__Aim of the exercise__. The data below needs to be returned exactly, line for line.
** START OF Recorded information **
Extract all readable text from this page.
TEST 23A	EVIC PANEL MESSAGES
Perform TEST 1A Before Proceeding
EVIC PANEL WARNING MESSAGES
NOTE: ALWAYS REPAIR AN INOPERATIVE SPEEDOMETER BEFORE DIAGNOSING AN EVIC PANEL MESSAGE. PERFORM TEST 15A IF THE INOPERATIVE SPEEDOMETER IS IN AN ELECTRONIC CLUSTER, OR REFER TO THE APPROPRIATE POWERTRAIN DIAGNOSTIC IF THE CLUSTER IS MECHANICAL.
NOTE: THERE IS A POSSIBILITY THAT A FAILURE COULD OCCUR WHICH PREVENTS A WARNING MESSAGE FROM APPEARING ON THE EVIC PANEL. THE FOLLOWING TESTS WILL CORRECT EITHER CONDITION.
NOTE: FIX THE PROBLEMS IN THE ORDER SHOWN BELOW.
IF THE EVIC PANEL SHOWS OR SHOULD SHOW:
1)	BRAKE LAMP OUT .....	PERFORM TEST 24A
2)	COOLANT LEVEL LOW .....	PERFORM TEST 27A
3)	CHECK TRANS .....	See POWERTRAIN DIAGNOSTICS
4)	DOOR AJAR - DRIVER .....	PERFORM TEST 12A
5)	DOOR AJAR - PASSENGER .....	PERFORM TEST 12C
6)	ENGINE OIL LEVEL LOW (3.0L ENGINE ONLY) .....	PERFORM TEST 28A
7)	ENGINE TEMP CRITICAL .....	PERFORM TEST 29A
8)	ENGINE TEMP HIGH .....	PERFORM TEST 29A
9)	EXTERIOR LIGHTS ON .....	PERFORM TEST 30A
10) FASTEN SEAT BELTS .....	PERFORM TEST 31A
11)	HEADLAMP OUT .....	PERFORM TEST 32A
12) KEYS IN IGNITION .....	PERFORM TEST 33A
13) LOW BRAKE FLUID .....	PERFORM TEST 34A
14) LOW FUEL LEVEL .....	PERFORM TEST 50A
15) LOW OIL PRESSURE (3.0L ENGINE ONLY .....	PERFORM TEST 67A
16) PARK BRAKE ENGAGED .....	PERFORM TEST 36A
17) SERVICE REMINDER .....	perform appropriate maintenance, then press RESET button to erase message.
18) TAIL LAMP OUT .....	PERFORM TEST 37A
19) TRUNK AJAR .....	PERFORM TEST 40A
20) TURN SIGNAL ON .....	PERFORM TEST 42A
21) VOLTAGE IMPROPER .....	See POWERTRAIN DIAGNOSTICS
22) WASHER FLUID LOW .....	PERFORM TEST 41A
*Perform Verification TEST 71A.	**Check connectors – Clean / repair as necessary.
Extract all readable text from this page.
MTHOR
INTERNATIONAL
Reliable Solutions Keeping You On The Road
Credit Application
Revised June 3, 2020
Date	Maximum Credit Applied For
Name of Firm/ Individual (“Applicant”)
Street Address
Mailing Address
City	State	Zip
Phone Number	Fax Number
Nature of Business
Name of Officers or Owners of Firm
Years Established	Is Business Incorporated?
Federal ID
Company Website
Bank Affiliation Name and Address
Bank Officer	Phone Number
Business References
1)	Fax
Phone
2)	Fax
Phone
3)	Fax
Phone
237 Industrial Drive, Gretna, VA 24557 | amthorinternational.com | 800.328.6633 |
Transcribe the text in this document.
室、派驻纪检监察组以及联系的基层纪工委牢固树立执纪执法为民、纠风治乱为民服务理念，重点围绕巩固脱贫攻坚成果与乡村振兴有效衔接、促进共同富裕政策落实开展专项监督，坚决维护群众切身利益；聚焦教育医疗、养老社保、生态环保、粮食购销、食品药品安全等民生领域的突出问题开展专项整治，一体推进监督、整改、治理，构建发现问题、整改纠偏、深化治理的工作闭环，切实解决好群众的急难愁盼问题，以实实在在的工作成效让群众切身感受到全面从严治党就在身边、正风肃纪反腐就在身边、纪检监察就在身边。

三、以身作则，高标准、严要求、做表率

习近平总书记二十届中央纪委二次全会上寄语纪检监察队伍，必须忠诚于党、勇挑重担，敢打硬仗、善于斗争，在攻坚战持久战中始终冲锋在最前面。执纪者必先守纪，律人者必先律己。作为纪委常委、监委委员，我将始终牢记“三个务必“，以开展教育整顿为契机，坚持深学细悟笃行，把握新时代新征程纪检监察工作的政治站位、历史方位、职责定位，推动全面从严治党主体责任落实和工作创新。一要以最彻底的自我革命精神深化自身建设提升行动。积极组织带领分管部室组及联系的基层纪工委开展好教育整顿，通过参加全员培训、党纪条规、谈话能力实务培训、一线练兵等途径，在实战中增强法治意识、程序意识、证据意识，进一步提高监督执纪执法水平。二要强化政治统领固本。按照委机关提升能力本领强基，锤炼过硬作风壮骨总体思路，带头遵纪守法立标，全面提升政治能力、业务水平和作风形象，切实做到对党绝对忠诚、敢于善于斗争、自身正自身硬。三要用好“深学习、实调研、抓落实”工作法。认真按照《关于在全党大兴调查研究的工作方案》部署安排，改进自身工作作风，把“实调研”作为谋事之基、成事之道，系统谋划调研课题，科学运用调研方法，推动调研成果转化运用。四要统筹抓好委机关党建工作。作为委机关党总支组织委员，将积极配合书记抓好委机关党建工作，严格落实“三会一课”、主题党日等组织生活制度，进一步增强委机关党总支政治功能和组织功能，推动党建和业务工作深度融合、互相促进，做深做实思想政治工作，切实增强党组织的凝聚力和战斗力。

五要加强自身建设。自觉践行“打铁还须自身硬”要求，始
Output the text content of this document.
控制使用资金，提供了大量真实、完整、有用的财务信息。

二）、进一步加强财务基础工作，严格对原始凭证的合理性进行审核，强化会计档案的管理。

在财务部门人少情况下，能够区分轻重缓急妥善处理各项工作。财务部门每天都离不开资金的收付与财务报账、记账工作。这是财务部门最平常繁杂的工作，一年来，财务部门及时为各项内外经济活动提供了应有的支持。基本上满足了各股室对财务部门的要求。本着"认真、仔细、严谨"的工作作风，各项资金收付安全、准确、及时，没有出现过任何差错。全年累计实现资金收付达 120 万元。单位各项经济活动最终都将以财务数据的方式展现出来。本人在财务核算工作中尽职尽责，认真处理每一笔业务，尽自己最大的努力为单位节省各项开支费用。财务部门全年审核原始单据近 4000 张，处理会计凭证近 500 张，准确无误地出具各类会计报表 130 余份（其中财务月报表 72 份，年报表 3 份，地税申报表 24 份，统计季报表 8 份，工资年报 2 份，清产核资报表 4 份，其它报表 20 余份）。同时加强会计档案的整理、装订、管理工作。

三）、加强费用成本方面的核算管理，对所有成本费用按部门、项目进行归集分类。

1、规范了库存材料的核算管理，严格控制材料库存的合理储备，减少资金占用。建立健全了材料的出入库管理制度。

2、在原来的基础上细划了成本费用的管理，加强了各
** END OF Recorded information **
__Reply__.
Extract all readable text from this page.
TEST 23A	EVIC PANEL MESSAGES
Perform TEST 1A Before Proceeding
EVIC PANEL WARNING MESSAGES
NOTE: ALWAYS REPAIR AN INOPERATIVE SPEEDOMETER BEFORE DIAGNOSING AN EVIC PANEL MESSAGE. PERFORM TEST 15A IF THE INOPERATIVE SPEEDOMETER IS IN AN ELECTRONIC CLUSTER, OR REFER TO THE APPROPRIATE POWERTRAIN DIAGNOSTIC IF THE CLUSTER IS MECHANICAL.
NOTE: THERE IS A POSSIBILITY THAT A FAILURE COULD OCCUR WHICH PREVENTS A WARNING MESSAGE FROM APPEARING ON THE EVIC PANEL. THE FOLLOWING TESTS WILL CORRECT EITHER CONDITION.
NOTE: FIX THE PROBLEMS IN THE ORDER SHOWN BELOW.
IF THE EVIC PANEL SHOWS OR SHOULD SHOW:
1)	BRAKE LAMP OUT .....	PERFORM TEST 24A
2)	COOLANT LEVEL LOW .....	PERFORM TEST 27A
3)	CHECK TRANS .....	See POWERTRAIN DIAGNOSTICS
4)	DOOR AJAR - DRIVER .....	PERFORM TEST 12A
5)	DOOR AJAR - PASSENGER .....	PERFORM TEST 12C
6)	ENGINE OIL LEVEL LOW (3.0L ENGINE ONLY) .....	PERFORM TEST 28A
7)	ENGINE TEMP CRITICAL .....	PERFORM TEST 29A
8)	ENGINE TEMP HIGH .....	PERFORM TEST 29A
9)	EXTERIOR LIGHTS ON .....	PERFORM TEST 30A
10) FASTEN SEAT BELTS .....	PERFORM TEST 31A
11)	HEADLAMP OUT .....	PERFORM TEST 32A
12) KEYS IN IGNITION .....	PERFORM TEST 33A
13) LOW BRAKE FLUID .....	PERFORM TEST 34A
14) LOW FUEL LEVEL .....	PERFORM TEST 50A
15) LOW OIL PRESSURE (3.0L ENGINE ONLY .....	PERFORM TEST 67A
16) PARK BRAKE ENGAGED .....	PERFORM TEST 36A
17) SERVICE REMINDER .....	perform appropriate maintenance, then press RESET button to erase message.
18) TAIL LAMP OUT .....	PERFORM TEST 37A
19) TRUNK AJAR .....	PERFORM TEST 40A
20) TURN SIGNAL ON .....	PERFORM TEST 42A
21) VOLTAGE IMPROPER .....	See POWERTRAIN DIAGNOSTICS
22) WASHER FLUID LOW .....	PERFORM TEST 41A
*Perform Verification TEST 71A.	**Check connectors – Clean / repair as necessary.
Extract all readable text from this page.
MTHOR
INTERNATIONAL
Reliable Solutions Keeping You On The Road
Credit Application
Revised June 3, 2020
Date	Maximum Credit Applied For
Name of Firm/ Individual (“Applicant”)
Street Address
Mailing Address
City	State	Zip
Phone Number	Fax Number
Nature of Business
Name of Officers or Owners of Firm
Years Established	Is Business Incorporated?
Federal ID
Company Website
Bank Affiliation Name and Address
Bank Officer	Phone Number
Business References
1)	Fax
Phone
2)	Fax
Phone
3)	Fax
Phone
237 Industrial Drive, Gretna, VA 24557 | amthorinternational.com | 800.328.6633 |
Transcribe the text in this document.
室、派驻纪检监察组以及联系的基层纪工委牢固树立执纪执法为民、纠风治乱为民服务理念，重点围绕巩固脱贫攻坚成果与乡村振兴有效衔接、促进共同富裕政策落实开展专项监督，坚决维护群众切身利益；聚焦教育医疗、养老社保、生态环保、粮食购销、食品药品安全等民生领域的突出问题开展专项整治，一体推进监督、整改、治理，构建发现问题、整改纠偏、深化治理的工作闭环，切实解决好群众的急难愁盼问题，以实实在在的工作成效让群众切身感受到全面从严治党就在身边、正风肃纪反腐就在身边、纪检监察就在身边。

三、以身作则，高标准、严要求、做表率

习近平总书记二十届中央纪委二次全会上寄语纪检监察队伍，必须忠诚于党、勇挑重担，敢打硬仗、善于斗争，在攻坚战持久战中始终冲锋在最前面。执纪者必先守纪，律人者必先律己。作为纪委常委、监委委员，我将始终牢记“三个务必“，以开展教育整顿为契机，坚持深学细悟笃行，把握新时代新征程纪检监察工作的政治站位、历史方位、职责定位，推动全面从严治党主体责任落实和工作创新。一要以最彻底的自我革命精神深化自身建设提升行动。积极组织带领分管部室组及联系的基层纪工委开展好教育整顿，通过参加全员培训、党纪条规、谈话能力实务培训、一线练兵等途径，在实战中增强法治意识、程序意识、证据意识，进一步提高监督执纪执法水平。二要强化政治统领固本。按照委机关提升能力本领强基，锤炼过硬作风壮骨总体思路，带头遵纪守法立标，全面提升政治能力、业务水平和作风形象，切实做到对党绝对忠诚、敢于善于斗争、自身正自身硬。三要用好“深学习、实调研、抓落实”工作法。认真按照《关于在全党大兴调查研究的工作方案》部署安排，改进自身工作作风，把“实调研”作为谋事之基、成事之道，系统谋划调研课题，科学运用调研方法，推动调研成果转化运用。四要统筹抓好委机关党建工作。作为委机关党总支组织委员，将积极配合书记抓好委机关党建工作，严格落实“三会一课”、主题党日等组织生活制度，进一步增强委机关党总支政治功能和组织功能，推动党建和业务工作深度融合、互相促进，做深做实思想政治工作，切实增强党组织的凝聚力和战斗力。

五要加强自身建设。自觉践行“打铁还须自身硬”要求，始
Output the text content of this document.
控制使用资金，提供了大量真实、完整、有用的财务信息。

二）、进一步加强财务基础工作，严格对原始凭证的合理性进行审核，强化会计档案的管理。

在财务部门人少情况下，能够区分轻重缓急妥善处理各项工作。财务部门每天都离不开资金的收付与财务报账、记账工作。这是财务部门最平常繁杂的工作，一年来，财务部门及时为各项内外经济活动提供了应有的支持。基本上满足了各股室对财务部门的要求。本着"认真、仔细、严谨"的工作作风，各项资金收付安全、准确、及时，没有出现过任何差错。全年累计实现资金收付达 120 万元。单位各项经济活动最终都将以财务数据的方式展现出来。本人在财务核算工作中尽职尽责，认真处理每一笔业务，尽自己最大的努力为单位节省各项开支费用。财务部门全年审核原始单据近 4000 张，处理会计凭证近 500 张，准确无误地出具各类会计报表 130 余份（其中财务月报表 72 份，年报表 3 份，地税申报表 24 份，统计季报表 8 份，工资年报 2 份，清产核资报表 4 份，其它报表 20 余份）。同时加强会计档案的整理、装订、管理工作。

三）、加强费用成本方面的核算管理，对所有成本费用按部门、项目进行归集分类。

1、规范了库存材料的核算管理，严格控制材料库存的合理储备，减少资金占用。建立健全了材料的出入库管理制度。

2、在原来的基础上细划了成本费用的管理，加强了各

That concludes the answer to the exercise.